### THE REQUEST
Work out the number of lines in the records that include the word "Серышевского"; reply with that number alone.

%%

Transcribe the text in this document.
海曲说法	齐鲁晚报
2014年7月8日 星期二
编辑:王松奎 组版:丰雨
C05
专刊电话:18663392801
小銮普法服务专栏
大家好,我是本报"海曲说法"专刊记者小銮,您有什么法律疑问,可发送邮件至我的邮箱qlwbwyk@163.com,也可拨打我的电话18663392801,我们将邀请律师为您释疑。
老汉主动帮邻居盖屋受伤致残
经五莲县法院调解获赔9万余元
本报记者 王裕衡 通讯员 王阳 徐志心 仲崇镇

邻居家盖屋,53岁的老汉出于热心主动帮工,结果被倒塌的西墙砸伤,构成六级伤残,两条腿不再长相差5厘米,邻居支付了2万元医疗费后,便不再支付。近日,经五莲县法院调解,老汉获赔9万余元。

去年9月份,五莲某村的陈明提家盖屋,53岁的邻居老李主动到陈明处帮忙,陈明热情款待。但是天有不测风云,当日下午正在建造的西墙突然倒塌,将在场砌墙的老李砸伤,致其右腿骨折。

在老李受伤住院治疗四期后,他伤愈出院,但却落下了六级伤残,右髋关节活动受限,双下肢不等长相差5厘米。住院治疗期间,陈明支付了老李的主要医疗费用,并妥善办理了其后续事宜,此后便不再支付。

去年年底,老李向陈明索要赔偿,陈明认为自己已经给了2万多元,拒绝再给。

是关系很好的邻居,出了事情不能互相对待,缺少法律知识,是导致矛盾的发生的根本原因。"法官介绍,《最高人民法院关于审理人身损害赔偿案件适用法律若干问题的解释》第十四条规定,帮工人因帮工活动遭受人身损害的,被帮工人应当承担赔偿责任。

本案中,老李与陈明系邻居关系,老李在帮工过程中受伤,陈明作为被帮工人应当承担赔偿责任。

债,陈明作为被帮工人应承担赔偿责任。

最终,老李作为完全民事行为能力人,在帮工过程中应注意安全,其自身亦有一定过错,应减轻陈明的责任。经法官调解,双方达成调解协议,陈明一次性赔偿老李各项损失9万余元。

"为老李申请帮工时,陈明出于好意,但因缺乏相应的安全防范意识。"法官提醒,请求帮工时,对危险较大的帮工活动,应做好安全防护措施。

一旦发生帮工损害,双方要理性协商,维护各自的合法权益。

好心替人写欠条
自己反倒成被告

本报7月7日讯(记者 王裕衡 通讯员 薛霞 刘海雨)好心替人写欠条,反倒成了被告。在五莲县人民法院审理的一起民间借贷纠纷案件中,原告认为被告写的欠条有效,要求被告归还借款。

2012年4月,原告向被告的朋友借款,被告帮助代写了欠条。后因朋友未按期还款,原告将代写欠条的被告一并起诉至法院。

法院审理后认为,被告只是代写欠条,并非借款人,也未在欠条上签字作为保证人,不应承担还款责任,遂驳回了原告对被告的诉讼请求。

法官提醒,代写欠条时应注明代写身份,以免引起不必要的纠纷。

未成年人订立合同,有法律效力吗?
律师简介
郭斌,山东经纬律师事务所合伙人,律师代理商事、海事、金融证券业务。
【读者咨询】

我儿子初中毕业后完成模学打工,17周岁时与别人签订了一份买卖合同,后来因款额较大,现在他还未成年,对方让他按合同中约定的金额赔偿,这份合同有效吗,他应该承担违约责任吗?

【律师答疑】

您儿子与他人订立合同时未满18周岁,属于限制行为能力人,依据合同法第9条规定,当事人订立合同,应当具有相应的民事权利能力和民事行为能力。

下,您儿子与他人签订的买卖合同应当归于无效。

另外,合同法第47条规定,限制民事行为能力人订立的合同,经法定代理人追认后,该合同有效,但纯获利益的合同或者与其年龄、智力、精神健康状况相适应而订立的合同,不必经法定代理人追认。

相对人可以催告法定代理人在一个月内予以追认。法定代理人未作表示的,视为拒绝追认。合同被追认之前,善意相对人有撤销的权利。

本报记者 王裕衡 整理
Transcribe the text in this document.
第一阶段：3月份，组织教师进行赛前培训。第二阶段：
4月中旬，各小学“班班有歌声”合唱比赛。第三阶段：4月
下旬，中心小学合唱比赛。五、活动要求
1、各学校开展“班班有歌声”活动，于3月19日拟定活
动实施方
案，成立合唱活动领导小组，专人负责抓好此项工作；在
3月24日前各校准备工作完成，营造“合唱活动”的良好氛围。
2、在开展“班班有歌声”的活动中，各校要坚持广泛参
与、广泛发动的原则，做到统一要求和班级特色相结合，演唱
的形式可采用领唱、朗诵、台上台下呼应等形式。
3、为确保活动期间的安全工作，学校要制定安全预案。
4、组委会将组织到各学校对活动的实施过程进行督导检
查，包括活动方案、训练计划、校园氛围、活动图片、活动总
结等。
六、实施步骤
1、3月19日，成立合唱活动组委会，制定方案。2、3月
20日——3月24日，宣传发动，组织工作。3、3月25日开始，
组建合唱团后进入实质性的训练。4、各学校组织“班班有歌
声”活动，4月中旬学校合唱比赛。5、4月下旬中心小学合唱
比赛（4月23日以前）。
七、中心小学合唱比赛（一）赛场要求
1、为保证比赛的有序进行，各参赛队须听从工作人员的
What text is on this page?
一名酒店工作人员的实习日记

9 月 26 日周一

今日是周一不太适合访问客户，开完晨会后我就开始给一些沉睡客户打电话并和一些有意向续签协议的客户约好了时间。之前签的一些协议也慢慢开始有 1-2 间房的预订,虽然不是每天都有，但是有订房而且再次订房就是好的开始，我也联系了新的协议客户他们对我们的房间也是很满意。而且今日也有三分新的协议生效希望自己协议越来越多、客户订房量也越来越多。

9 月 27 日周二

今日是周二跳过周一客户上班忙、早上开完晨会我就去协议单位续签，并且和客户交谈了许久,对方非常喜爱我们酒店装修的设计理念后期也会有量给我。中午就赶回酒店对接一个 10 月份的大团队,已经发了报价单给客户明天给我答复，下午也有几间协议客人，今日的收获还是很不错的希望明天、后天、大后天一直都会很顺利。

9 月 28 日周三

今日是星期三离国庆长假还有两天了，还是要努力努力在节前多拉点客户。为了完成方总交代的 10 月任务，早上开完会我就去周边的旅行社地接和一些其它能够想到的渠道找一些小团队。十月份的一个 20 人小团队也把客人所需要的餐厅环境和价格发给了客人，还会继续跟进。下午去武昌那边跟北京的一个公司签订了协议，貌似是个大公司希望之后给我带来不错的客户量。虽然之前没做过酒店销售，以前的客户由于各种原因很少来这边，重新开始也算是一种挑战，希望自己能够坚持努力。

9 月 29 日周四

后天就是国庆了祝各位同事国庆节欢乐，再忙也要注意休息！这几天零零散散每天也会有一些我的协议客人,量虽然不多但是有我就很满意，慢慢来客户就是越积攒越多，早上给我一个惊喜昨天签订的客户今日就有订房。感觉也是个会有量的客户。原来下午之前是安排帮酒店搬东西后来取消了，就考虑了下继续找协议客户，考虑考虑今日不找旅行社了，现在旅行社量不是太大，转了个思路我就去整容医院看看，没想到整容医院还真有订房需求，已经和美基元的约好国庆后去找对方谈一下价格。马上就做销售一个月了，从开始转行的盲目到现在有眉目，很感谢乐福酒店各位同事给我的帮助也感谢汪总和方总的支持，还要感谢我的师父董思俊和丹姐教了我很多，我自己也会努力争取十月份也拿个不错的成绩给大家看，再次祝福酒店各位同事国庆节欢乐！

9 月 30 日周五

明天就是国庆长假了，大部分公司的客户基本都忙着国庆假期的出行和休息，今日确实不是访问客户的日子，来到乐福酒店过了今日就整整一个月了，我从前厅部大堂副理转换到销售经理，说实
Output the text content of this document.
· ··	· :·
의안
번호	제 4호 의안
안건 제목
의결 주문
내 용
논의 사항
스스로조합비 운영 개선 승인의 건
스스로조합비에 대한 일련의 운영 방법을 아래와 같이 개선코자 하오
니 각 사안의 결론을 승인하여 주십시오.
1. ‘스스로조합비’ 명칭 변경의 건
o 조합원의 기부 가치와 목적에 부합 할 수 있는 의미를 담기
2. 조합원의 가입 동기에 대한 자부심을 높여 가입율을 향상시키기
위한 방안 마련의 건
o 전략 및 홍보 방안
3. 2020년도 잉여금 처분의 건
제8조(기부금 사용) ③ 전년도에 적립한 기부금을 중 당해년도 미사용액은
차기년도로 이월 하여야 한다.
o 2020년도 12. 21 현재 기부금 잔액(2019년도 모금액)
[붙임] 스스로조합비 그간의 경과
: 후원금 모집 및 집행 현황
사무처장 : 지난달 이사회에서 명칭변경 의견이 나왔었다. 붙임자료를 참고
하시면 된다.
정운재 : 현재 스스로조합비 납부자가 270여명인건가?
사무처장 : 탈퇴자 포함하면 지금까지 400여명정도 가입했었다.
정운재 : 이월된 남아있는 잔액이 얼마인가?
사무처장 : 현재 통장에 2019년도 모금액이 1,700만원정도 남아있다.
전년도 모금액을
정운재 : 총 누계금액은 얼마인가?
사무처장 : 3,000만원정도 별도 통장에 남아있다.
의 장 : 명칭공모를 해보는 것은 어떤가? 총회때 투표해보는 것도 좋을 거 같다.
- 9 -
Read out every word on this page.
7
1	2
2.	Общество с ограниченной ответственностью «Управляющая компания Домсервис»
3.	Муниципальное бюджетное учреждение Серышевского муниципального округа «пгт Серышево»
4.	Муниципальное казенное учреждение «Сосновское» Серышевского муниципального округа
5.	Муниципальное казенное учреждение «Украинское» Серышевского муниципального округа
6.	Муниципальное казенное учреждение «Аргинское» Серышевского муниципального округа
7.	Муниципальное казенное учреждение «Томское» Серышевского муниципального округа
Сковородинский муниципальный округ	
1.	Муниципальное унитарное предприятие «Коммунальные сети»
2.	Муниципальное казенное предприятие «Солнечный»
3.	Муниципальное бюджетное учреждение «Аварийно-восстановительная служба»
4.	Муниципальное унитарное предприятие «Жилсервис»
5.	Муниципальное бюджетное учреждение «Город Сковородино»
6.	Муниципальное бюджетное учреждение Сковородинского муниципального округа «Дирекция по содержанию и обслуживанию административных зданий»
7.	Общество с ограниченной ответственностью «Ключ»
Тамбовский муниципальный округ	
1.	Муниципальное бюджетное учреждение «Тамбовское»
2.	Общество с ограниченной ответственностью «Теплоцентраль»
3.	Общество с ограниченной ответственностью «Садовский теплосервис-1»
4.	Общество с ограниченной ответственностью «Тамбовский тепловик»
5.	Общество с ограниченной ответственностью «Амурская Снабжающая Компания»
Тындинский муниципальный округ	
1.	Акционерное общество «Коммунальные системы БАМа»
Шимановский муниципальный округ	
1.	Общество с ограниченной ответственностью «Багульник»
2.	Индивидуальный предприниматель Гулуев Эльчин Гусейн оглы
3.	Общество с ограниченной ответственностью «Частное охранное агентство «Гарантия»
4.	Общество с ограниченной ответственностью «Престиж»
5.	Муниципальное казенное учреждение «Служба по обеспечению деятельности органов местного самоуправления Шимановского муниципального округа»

%%

### WORKED ANSWER
5